[Objective] Show all lines that include the string "الساعة"; copy each one.

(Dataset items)
>>>

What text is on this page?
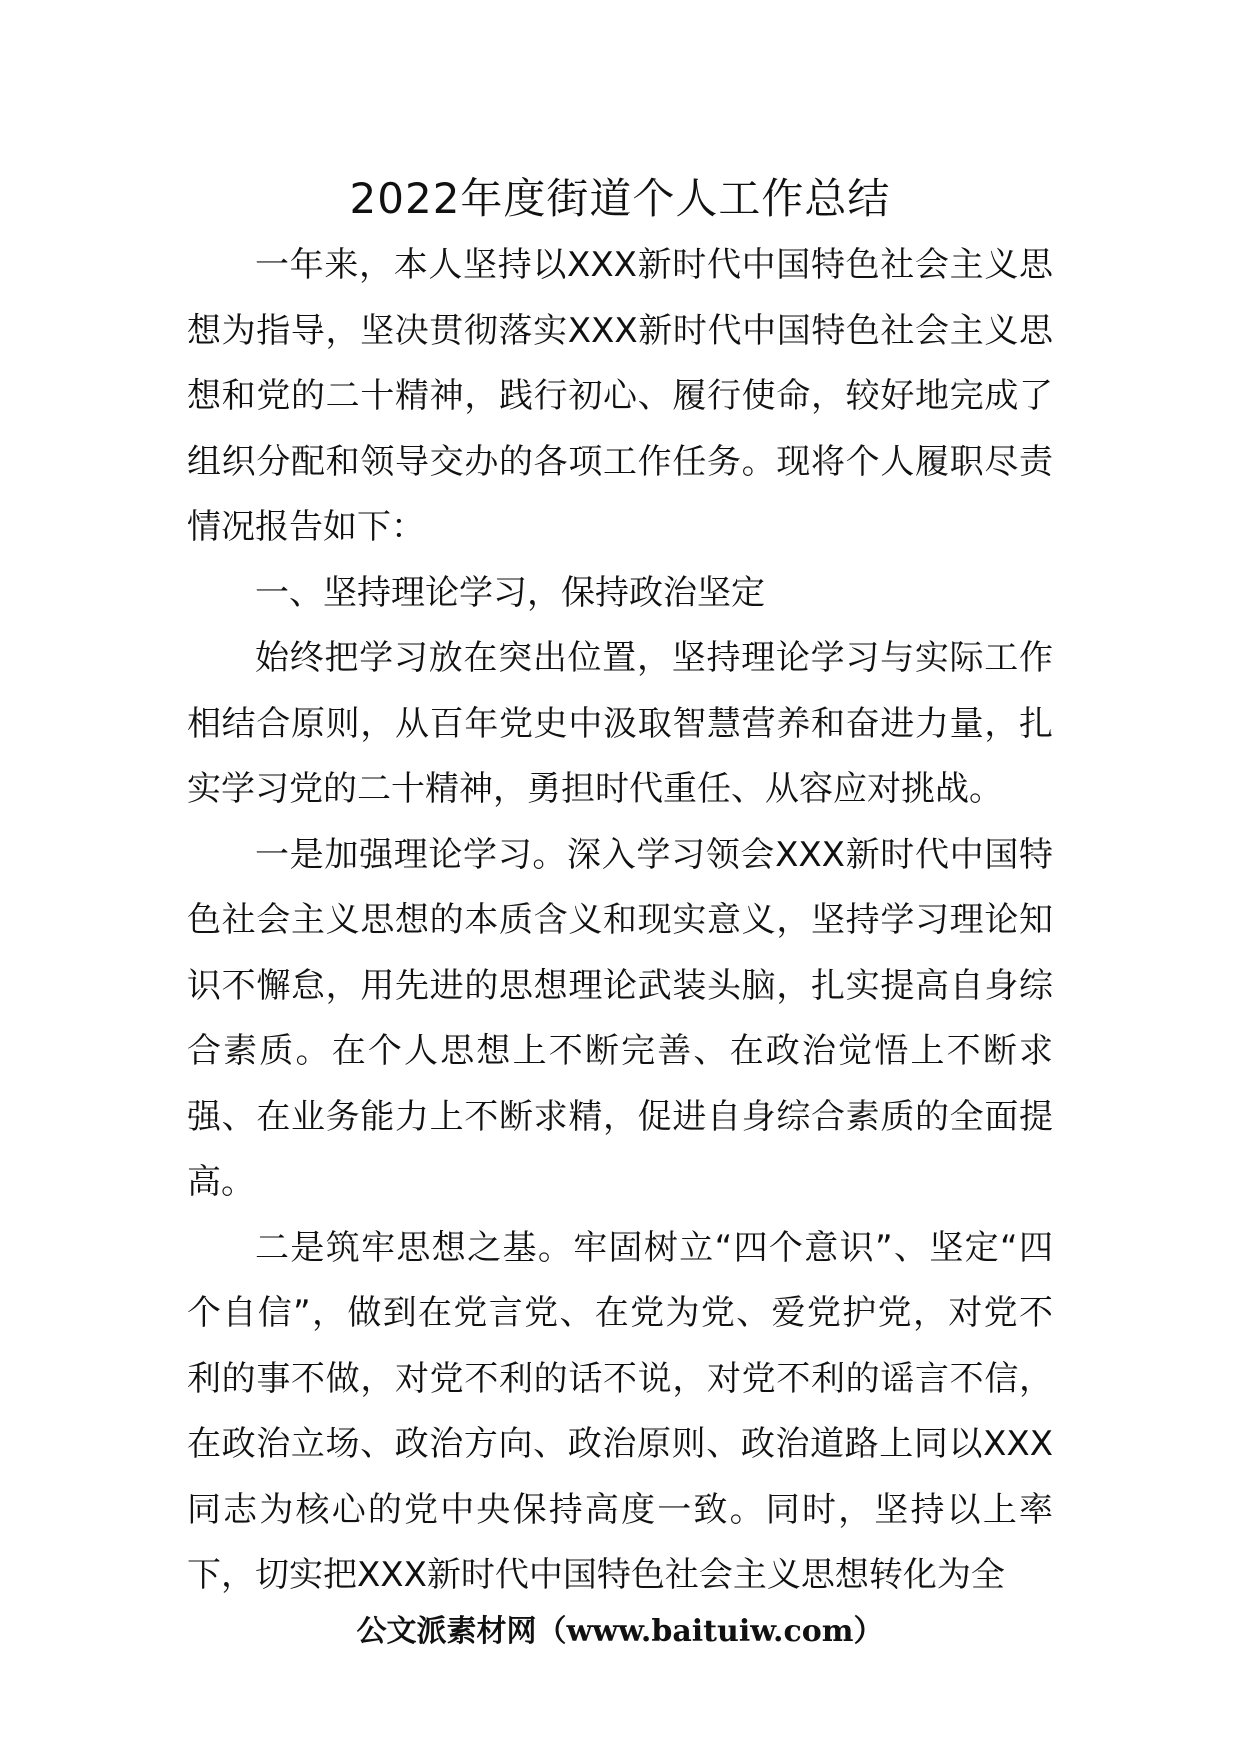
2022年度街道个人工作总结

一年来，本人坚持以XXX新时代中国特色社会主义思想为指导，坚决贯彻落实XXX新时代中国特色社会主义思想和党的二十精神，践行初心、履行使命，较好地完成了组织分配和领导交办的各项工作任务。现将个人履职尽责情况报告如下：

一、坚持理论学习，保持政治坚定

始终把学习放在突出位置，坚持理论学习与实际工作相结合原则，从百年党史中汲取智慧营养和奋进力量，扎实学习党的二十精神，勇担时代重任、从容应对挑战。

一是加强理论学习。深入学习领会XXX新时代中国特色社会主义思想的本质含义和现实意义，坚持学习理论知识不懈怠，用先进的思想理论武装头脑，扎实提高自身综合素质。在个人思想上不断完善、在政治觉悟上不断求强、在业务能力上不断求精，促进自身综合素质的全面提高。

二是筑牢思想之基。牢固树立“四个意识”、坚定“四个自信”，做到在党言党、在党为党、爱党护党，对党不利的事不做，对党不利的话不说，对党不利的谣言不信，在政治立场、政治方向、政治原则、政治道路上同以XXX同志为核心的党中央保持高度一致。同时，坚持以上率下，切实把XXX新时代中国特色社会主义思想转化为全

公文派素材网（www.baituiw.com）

<<<
>>>

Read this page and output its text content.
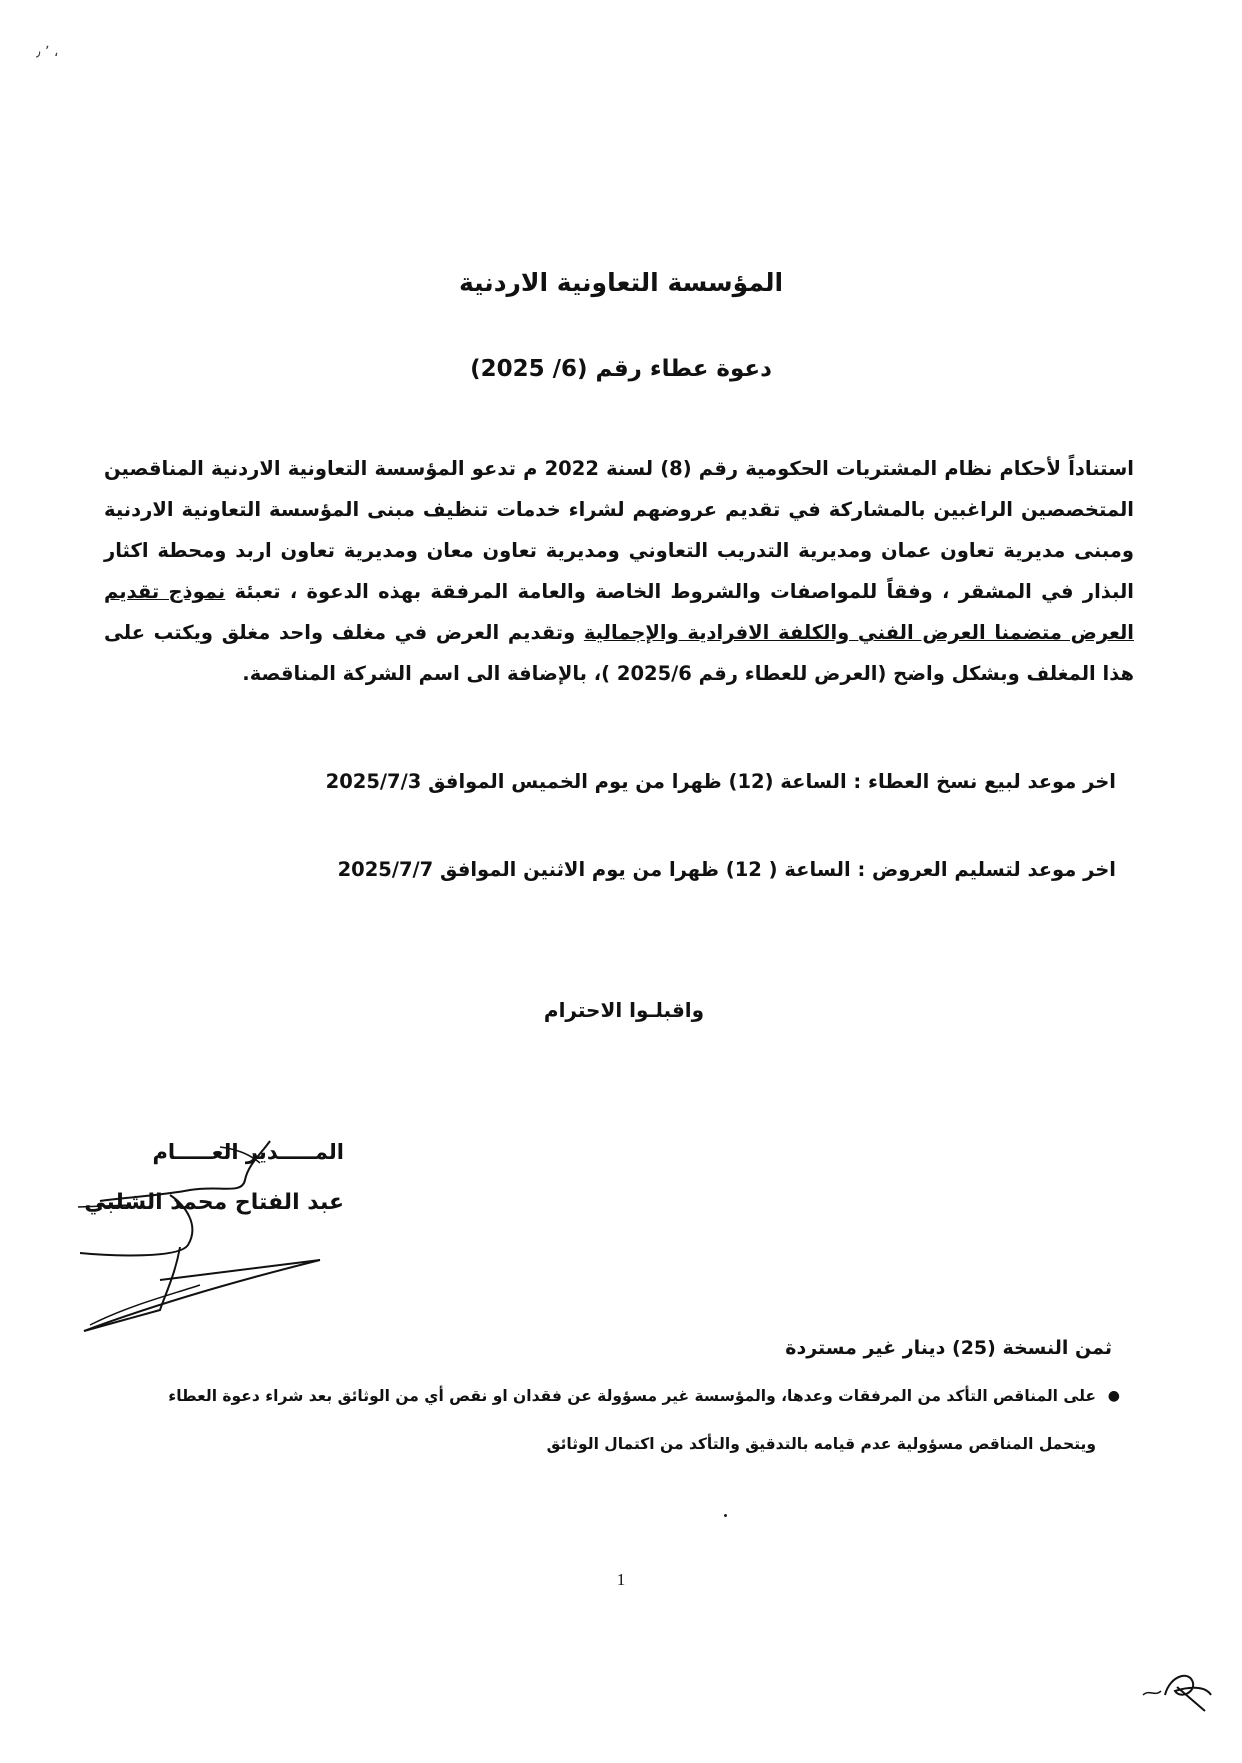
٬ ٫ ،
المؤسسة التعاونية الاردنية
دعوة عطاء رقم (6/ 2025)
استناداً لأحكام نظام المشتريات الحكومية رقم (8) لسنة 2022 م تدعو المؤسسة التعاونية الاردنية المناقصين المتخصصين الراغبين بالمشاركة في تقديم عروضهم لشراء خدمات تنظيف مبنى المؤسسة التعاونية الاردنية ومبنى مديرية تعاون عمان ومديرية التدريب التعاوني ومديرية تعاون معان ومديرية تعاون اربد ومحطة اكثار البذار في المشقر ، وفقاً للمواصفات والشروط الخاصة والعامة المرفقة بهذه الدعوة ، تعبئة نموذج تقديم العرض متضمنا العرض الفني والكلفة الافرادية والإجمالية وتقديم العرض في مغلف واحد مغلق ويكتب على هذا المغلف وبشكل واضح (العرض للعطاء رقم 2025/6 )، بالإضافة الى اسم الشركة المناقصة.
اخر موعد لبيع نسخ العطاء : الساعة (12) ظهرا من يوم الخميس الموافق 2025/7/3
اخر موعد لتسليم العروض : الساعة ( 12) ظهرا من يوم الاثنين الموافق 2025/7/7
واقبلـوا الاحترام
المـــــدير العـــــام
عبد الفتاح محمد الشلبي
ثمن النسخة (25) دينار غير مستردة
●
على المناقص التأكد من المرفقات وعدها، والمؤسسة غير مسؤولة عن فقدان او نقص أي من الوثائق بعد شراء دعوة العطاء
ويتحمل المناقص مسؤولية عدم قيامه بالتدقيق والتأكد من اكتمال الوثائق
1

<<<

[Answer to this task]
اخر موعد لبيع نسخ العطاء : الساعة (12) ظهرا من يوم الخميس الموافق 2025/7/3
اخر موعد لتسليم العروض : الساعة ( 12) ظهرا من يوم الاثنين الموافق 2025/7/7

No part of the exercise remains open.